[start Data for the task]

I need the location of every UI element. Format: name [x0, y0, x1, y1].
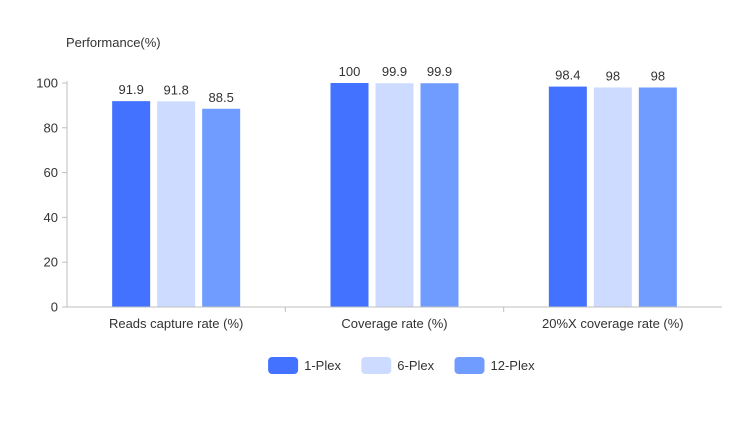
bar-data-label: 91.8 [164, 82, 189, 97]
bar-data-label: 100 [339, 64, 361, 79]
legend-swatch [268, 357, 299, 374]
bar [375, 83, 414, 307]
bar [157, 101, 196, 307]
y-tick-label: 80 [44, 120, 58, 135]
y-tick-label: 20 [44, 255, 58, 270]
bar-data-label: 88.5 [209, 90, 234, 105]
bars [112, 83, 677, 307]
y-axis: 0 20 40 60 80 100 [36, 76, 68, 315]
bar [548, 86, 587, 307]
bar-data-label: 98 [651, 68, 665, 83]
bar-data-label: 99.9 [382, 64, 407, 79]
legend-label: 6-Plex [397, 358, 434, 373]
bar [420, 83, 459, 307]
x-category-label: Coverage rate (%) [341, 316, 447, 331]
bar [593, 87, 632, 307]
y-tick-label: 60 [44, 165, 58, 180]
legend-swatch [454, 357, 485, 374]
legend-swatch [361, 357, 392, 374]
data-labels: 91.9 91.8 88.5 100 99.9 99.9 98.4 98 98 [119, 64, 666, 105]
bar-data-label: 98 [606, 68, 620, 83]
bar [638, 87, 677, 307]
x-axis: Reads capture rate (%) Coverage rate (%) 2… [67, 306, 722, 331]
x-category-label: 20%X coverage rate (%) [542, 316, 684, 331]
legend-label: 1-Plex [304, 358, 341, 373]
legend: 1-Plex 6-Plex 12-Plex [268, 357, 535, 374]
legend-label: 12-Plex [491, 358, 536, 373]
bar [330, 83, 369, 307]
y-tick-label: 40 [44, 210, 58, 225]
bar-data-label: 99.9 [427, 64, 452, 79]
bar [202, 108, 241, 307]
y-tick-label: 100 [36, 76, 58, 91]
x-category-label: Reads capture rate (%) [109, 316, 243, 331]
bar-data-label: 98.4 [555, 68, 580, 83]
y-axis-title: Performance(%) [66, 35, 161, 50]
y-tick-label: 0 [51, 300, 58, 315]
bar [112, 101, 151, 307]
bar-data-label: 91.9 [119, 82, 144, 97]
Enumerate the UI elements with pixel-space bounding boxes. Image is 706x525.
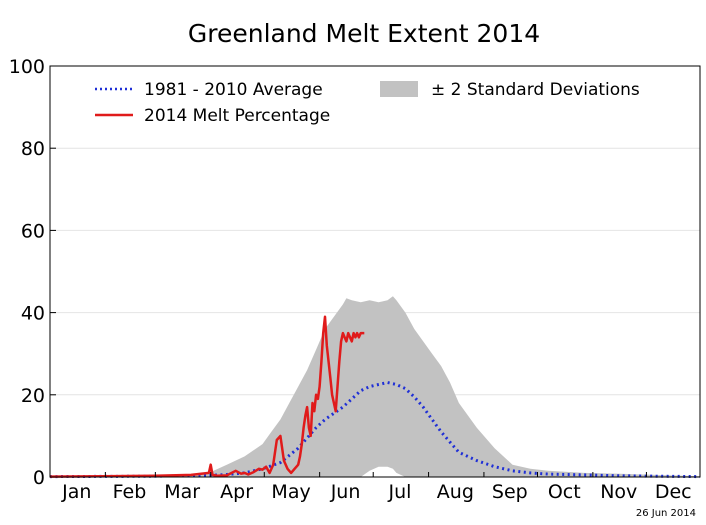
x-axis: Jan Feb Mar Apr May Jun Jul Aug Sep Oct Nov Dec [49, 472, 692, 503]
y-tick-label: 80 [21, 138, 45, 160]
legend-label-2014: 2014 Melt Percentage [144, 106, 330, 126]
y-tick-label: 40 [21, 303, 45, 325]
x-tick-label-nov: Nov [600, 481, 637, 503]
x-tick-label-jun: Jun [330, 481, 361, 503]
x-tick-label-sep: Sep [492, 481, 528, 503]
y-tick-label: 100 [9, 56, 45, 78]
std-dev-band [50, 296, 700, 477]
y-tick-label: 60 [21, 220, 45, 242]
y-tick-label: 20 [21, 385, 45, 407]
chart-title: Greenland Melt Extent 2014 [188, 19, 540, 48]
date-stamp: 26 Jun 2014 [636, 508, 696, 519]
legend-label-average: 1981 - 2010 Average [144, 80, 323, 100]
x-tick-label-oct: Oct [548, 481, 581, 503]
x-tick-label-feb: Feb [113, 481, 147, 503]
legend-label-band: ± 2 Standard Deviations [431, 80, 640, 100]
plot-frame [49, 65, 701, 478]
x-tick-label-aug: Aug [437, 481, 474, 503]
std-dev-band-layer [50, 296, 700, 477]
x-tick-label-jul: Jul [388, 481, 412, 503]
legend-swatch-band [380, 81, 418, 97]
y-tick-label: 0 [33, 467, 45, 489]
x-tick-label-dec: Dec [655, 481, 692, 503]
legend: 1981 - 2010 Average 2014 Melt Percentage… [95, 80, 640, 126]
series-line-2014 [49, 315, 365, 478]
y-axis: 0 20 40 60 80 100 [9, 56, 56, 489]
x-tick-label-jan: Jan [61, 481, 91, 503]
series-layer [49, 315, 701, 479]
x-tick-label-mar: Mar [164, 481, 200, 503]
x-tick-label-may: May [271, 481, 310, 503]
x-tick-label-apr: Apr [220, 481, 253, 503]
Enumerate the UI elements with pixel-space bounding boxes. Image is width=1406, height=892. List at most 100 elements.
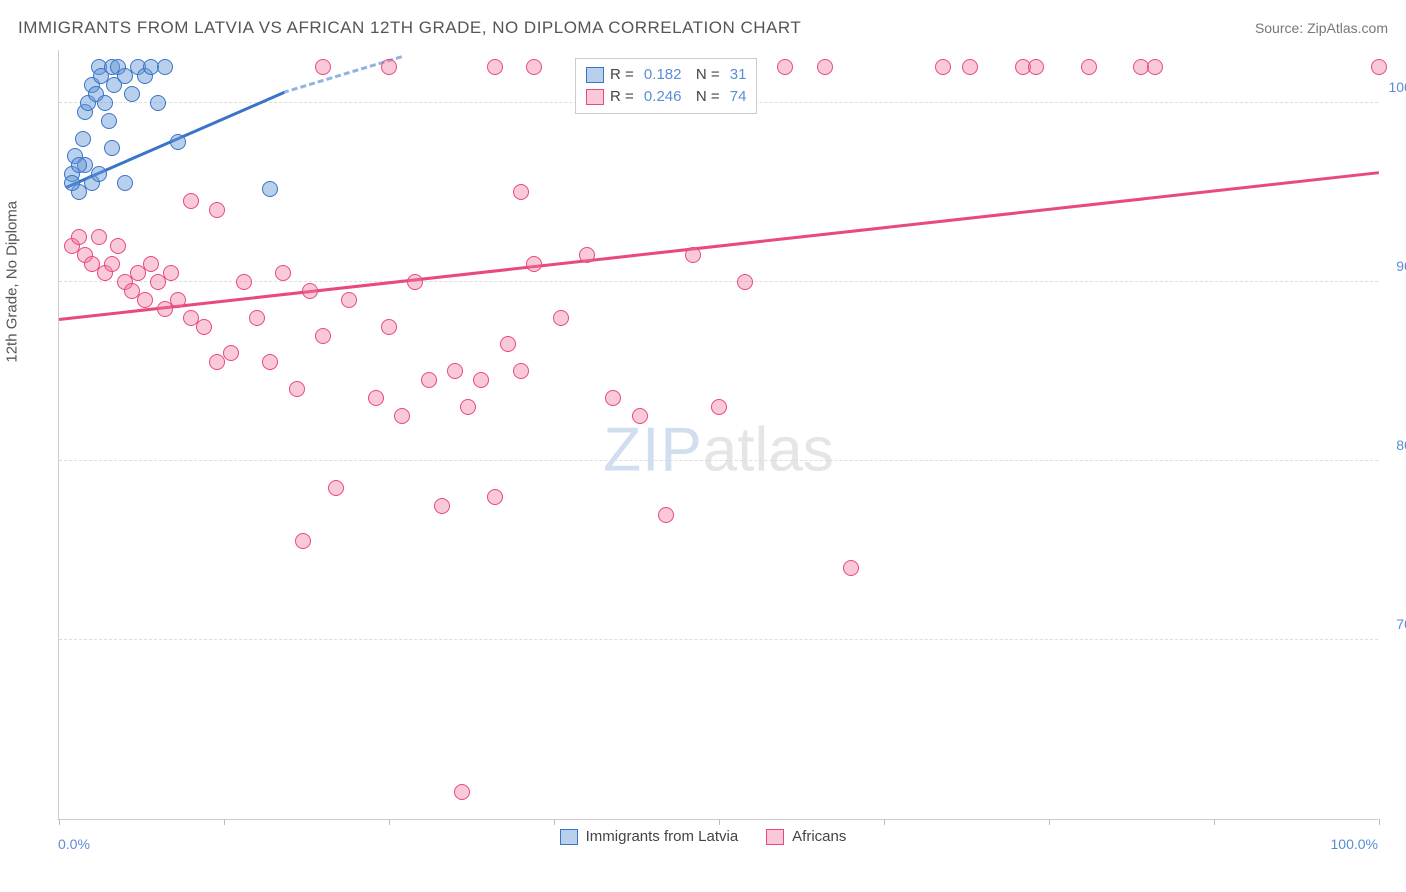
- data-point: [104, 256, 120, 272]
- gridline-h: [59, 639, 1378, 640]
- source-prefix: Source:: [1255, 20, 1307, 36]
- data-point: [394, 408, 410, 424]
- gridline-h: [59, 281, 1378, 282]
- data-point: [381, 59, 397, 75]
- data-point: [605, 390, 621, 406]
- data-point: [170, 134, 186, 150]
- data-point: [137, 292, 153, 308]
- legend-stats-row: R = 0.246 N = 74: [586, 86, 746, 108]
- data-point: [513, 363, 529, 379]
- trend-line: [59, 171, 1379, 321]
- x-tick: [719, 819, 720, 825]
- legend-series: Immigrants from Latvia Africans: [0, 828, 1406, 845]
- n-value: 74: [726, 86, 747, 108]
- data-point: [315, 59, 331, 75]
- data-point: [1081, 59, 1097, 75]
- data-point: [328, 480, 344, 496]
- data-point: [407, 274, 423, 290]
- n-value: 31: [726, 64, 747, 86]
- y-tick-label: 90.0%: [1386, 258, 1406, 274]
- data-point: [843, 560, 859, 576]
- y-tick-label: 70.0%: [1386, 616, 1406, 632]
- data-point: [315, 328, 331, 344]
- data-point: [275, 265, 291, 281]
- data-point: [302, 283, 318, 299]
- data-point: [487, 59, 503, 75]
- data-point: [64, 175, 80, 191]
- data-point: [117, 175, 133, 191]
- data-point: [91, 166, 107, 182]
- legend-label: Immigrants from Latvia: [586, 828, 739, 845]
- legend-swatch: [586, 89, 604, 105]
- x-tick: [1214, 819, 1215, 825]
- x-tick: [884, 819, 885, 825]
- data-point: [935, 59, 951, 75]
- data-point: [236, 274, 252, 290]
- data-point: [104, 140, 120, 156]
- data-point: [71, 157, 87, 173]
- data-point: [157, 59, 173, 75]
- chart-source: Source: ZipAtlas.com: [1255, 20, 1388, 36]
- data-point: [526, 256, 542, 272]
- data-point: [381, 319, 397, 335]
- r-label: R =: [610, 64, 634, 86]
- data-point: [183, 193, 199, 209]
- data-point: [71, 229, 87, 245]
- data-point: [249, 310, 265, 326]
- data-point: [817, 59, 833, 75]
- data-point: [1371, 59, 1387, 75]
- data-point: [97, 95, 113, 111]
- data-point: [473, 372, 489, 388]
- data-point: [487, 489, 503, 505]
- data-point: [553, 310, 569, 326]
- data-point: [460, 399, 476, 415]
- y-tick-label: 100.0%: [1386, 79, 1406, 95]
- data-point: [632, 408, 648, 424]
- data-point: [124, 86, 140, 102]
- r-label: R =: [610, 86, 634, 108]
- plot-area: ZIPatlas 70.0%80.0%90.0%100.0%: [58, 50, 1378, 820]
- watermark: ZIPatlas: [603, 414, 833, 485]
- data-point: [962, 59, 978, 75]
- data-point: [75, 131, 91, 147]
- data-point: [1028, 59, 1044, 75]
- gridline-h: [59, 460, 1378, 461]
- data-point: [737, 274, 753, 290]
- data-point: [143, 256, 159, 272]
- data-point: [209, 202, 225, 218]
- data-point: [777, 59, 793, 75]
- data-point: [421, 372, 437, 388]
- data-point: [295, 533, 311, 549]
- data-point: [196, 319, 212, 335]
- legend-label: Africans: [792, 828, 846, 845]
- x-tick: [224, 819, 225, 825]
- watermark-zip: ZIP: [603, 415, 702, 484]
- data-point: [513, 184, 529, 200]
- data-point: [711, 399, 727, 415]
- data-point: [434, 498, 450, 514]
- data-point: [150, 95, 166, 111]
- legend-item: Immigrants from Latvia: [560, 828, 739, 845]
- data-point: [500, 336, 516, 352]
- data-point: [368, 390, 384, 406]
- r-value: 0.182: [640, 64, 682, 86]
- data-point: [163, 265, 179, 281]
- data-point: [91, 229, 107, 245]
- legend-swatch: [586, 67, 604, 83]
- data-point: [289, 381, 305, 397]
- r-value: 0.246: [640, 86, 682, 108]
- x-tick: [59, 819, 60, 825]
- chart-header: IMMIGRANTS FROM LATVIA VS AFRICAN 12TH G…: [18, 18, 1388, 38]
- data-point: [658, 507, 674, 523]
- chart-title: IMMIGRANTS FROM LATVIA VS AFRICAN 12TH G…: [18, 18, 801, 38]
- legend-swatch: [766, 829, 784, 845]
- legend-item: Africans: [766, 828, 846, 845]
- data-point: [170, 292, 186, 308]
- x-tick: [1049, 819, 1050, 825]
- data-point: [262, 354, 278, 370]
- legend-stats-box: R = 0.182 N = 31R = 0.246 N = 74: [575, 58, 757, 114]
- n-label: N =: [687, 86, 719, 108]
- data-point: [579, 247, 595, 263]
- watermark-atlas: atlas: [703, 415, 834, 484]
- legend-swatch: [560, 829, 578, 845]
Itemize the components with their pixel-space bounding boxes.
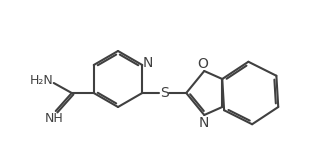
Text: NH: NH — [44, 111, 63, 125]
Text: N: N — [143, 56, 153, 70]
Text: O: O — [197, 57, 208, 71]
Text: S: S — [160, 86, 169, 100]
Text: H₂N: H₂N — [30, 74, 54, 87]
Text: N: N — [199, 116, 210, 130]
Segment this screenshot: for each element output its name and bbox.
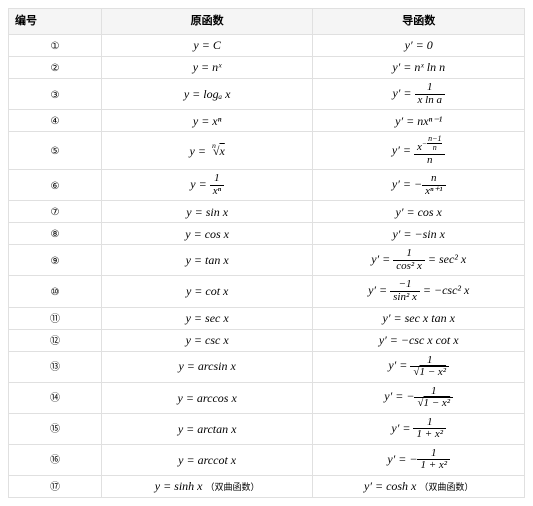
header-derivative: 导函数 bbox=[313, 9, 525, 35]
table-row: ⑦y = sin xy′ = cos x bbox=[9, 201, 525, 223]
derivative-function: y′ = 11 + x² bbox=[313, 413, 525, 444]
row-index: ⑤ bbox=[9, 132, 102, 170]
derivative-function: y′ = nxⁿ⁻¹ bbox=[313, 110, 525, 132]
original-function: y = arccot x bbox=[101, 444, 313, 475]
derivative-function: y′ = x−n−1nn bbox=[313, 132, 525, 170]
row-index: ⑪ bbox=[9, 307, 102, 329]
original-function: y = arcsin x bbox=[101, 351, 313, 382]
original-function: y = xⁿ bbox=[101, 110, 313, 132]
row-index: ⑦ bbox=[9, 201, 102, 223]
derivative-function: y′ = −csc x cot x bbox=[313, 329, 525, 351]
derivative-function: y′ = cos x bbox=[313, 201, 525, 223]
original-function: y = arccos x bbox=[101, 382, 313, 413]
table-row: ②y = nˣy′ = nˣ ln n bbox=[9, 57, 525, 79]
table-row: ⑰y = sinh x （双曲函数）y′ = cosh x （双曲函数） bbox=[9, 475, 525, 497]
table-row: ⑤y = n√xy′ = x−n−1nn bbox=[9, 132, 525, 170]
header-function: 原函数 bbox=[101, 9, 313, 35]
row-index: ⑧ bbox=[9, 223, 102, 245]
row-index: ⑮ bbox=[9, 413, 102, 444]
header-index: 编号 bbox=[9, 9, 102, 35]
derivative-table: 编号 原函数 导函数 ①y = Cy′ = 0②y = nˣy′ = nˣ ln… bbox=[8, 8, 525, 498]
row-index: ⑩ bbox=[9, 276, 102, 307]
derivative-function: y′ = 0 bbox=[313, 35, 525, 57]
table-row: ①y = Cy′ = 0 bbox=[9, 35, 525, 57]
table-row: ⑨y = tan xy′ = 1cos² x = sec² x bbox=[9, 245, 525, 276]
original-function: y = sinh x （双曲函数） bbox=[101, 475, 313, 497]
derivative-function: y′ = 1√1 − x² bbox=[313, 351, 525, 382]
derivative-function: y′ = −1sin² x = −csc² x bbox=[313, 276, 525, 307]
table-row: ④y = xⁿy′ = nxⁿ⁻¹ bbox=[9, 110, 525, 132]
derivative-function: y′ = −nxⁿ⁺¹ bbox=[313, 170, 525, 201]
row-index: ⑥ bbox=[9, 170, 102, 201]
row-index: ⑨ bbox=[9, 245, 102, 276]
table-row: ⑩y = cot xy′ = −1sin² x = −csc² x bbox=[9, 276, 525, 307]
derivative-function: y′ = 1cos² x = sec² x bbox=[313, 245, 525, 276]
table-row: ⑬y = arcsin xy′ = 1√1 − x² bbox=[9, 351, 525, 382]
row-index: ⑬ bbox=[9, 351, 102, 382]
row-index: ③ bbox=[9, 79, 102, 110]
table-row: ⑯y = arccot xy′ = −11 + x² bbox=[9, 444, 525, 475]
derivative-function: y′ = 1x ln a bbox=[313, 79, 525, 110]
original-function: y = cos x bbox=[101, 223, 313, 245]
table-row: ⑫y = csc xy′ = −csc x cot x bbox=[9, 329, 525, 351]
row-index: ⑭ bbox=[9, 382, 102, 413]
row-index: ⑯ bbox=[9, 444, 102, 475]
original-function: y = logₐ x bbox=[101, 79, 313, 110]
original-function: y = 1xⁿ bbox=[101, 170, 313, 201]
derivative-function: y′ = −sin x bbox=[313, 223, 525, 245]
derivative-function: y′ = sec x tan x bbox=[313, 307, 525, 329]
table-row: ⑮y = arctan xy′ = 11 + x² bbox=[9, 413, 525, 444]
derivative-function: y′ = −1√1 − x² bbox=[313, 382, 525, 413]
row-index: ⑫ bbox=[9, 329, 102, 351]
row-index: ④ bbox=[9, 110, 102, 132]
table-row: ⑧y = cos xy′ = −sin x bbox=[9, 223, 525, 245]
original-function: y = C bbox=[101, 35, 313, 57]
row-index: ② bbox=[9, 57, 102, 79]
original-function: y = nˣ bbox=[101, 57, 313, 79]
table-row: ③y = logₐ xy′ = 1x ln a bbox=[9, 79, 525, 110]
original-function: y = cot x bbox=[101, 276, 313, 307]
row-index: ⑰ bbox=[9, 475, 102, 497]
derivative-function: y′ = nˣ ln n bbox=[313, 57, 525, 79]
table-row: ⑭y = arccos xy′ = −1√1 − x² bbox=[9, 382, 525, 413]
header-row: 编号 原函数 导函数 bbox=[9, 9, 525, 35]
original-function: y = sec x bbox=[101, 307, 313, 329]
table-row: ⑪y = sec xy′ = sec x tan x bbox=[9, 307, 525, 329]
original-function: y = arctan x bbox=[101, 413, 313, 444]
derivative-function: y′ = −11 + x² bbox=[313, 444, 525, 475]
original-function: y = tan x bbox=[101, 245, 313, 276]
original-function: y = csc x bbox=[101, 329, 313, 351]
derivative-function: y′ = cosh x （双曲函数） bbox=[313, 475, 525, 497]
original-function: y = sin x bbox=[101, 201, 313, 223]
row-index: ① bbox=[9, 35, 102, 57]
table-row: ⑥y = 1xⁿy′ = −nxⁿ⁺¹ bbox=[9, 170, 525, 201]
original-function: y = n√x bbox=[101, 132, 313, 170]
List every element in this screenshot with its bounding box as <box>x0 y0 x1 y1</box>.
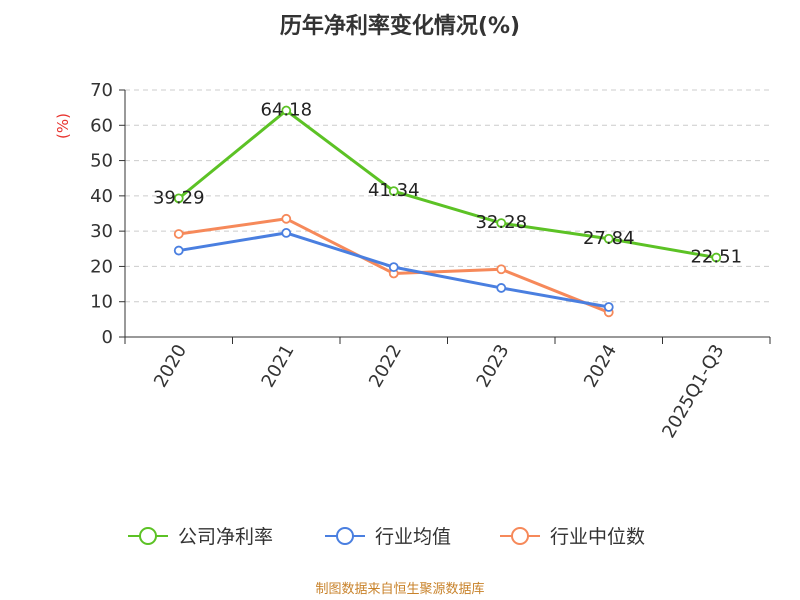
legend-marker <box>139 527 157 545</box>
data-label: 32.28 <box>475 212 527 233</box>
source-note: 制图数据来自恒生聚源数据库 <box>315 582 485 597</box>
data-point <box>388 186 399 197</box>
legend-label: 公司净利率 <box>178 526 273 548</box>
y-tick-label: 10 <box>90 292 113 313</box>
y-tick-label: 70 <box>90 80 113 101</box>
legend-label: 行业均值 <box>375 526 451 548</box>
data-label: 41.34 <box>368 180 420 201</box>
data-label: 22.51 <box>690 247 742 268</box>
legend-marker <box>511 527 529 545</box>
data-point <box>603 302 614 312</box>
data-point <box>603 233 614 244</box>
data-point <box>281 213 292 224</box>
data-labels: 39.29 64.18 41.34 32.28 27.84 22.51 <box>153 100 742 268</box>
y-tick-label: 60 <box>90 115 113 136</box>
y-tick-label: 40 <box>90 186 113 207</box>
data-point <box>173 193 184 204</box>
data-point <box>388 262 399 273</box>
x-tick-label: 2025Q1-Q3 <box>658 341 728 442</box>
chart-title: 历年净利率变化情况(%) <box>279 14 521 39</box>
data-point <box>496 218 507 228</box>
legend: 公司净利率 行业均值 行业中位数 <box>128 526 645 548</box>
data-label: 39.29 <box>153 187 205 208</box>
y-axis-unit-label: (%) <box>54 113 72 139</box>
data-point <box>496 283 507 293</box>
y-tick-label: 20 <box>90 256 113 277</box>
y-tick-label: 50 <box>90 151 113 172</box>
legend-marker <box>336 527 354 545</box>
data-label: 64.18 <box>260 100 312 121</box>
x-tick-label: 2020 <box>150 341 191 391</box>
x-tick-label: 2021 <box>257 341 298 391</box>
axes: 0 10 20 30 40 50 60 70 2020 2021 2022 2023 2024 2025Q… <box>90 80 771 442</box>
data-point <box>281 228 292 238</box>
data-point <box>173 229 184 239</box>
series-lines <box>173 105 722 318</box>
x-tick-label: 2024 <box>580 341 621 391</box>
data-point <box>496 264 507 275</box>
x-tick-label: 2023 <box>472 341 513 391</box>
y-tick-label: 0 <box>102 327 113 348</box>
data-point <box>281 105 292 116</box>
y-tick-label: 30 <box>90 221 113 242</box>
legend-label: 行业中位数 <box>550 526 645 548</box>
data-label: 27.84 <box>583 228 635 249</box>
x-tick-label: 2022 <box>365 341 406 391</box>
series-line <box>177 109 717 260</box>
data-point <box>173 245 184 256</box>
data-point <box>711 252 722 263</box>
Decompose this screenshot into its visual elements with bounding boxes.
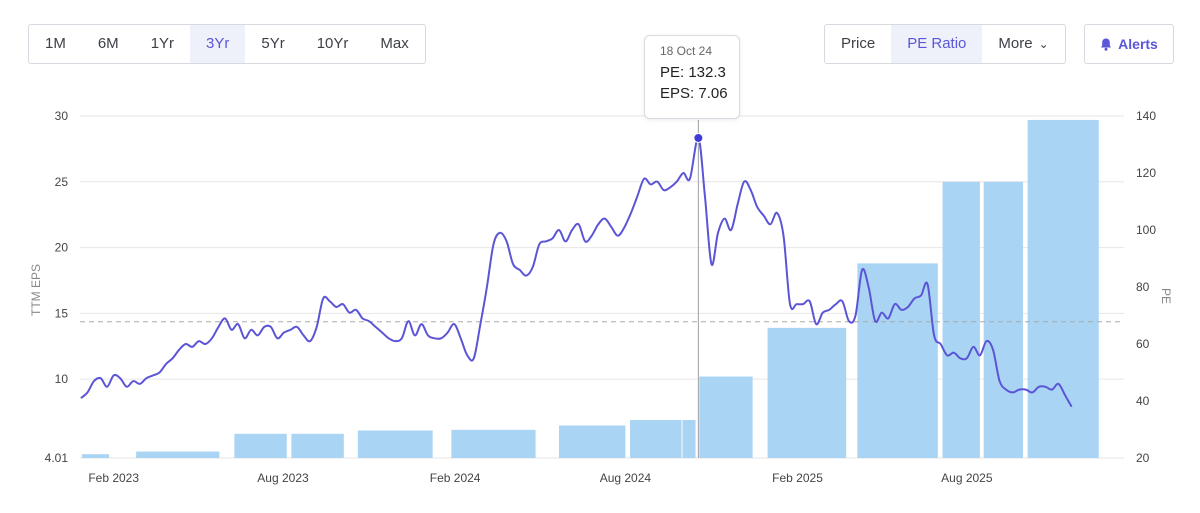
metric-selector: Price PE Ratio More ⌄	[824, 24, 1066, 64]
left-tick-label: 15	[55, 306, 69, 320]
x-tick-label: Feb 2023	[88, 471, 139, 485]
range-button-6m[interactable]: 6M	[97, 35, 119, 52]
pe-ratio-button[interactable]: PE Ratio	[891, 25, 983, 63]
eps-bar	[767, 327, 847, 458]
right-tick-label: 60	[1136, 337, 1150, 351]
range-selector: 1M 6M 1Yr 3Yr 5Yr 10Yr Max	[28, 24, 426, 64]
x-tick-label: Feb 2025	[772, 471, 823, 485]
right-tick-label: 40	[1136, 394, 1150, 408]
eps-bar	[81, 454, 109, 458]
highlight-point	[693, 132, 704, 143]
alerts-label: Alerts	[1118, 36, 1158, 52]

[end Data for the task]

* [What you need to do] Copy out the lines of the material from the line containing "header-derivative: 导函数 bbox=[313, 9, 525, 35]" through the line containing "derivative-table: 编号 原函数", with both of those lines included.

* [Response to the task]
header-derivative: 导函数 bbox=[313, 9, 525, 35]
table-row: ⑦y = sin xy′ = cos x bbox=[9, 201, 525, 223]
derivative-function: y′ = 11 + x² bbox=[313, 413, 525, 444]
row-index: ⑤ bbox=[9, 132, 102, 170]
derivative-function: y′ = nxⁿ⁻¹ bbox=[313, 110, 525, 132]
original-function: y = arccot x bbox=[101, 444, 313, 475]
derivative-function: y′ = x−n−1nn bbox=[313, 132, 525, 170]
row-index: ⑪ bbox=[9, 307, 102, 329]
original-function: y = arcsin x bbox=[101, 351, 313, 382]
original-function: y = xⁿ bbox=[101, 110, 313, 132]
row-index: ⑦ bbox=[9, 201, 102, 223]
derivative-function: y′ = −csc x cot x bbox=[313, 329, 525, 351]
derivative-function: y′ = cos x bbox=[313, 201, 525, 223]
original-function: y = arccos x bbox=[101, 382, 313, 413]
table-row: ②y = nˣy′ = nˣ ln n bbox=[9, 57, 525, 79]
table-row: ⑰y = sinh x （双曲函数）y′ = cosh x （双曲函数） bbox=[9, 475, 525, 497]
table-row: ⑤y = n√xy′ = x−n−1nn bbox=[9, 132, 525, 170]
header-function: 原函数 bbox=[101, 9, 313, 35]
row-index: ⑧ bbox=[9, 223, 102, 245]
row-index: ⑮ bbox=[9, 413, 102, 444]
header-index: 编号 bbox=[9, 9, 102, 35]
derivative-table: 编号 原函数 导函数 ①y = Cy′ = 0②y = nˣy′ = nˣ ln… bbox=[8, 8, 525, 498]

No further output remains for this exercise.